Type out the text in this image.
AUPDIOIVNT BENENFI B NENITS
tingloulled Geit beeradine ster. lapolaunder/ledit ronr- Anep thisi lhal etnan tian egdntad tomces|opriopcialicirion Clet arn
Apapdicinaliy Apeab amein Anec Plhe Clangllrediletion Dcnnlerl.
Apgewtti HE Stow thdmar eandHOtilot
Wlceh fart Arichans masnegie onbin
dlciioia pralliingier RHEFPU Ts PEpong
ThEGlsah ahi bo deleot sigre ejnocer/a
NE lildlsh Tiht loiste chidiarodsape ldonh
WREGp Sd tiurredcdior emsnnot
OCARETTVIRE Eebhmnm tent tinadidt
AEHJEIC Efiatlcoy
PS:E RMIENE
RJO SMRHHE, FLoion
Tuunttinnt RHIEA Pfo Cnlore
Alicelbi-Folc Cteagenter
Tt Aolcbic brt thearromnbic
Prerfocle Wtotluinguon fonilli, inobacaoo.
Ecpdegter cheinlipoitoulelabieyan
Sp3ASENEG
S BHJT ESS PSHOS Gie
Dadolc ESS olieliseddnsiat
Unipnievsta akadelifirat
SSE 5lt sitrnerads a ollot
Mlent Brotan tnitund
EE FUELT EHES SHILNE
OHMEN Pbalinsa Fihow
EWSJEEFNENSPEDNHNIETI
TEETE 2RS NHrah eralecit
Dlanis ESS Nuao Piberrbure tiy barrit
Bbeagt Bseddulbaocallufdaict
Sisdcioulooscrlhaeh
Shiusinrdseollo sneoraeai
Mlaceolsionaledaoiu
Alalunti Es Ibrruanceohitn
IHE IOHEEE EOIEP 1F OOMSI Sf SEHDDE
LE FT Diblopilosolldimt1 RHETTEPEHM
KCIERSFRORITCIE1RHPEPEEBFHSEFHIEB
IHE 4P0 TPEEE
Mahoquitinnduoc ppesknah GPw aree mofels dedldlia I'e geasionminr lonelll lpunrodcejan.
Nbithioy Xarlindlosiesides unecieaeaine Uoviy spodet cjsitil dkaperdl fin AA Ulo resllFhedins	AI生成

▸ **INSTRUCTIONS FOR THE TASK**
Extract, word for word, each line of the listing above.

▸ **EXPECTED OUTPUT**
Type out the text in this image.
AUPDIOIVNT BENENFI B NENITS
tingloulled Geit beeradine ster. lapolaunder/ledit ronr- Anep thisi lhal etnan tian egdntad tomces|opriopcialicirion Clet arn
Apapdicinaliy Apeab amein Anec Plhe Clangllrediletion Dcnnlerl.
Apgewtti HE Stow thdmar eandHOtilot
Wlceh fart Arichans masnegie onbin
dlciioia pralliingier RHEFPU Ts PEpong
ThEGlsah ahi bo deleot sigre ejnocer/a
NE lildlsh Tiht loiste chidiarodsape ldonh
WREGp Sd tiurredcdior emsnnot
OCARETTVIRE Eebhmnm tent tinadidt
AEHJEIC Efiatlcoy
PS:E RMIENE
RJO SMRHHE, FLoion
Tuunttinnt RHIEA Pfo Cnlore
Alicelbi-Folc Cteagenter
Tt Aolcbic brt thearromnbic
Prerfocle Wtotluinguon fonilli, inobacaoo.
Ecpdegter cheinlipoitoulelabieyan
Sp3ASENEG
S BHJT ESS PSHOS Gie
Dadolc ESS olieliseddnsiat
Unipnievsta akadelifirat
SSE 5lt sitrnerads a ollot
Mlent Brotan tnitund
EE FUELT EHES SHILNE
OHMEN Pbalinsa Fihow
EWSJEEFNENSPEDNHNIETI
TEETE 2RS NHrah eralecit
Dlanis ESS Nuao Piberrbure tiy barrit
Bbeagt Bseddulbaocallufdaict
Sisdcioulooscrlhaeh
Shiusinrdseollo sneoraeai
Mlaceolsionaledaoiu
Alalunti Es Ibrruanceohitn
IHE IOHEEE EOIEP 1F OOMSI Sf SEHDDE
LE FT Diblopilosolldimt1 RHETTEPEHM
KCIERSFRORITCIE1RHPEPEEBFHSEFHIEB
IHE 4P0 TPEEE
Mahoquitinnduoc ppesknah GPw aree mofels dedldlia I'e geasionminr lonelll lpunrodcejan.
Nbithioy Xarlindlosiesides unecieaeaine Uoviy spodet cjsitil dkaperdl fin AA Ulo resllFhedins	AI生成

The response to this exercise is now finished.